AIM OF THE EXERCISE: Pull every line that holds the word "icon" from the entries.

Items listed in a dataset:
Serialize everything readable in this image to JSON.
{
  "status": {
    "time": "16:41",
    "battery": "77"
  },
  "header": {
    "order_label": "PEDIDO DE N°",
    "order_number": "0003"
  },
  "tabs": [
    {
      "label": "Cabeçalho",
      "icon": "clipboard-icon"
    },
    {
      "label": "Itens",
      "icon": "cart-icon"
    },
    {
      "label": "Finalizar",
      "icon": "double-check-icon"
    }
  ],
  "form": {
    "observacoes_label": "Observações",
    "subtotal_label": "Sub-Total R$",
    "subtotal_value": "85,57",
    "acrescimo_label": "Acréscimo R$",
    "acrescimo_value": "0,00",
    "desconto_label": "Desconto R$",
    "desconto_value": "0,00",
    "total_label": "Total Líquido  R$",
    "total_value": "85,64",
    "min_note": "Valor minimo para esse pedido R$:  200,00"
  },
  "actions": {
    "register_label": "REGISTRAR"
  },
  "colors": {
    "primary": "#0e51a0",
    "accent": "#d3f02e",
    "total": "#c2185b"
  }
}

WRITTEN RESPONSE:
      "icon": "clipboard-icon"
      "icon": "cart-icon"
      "icon": "double-check-icon"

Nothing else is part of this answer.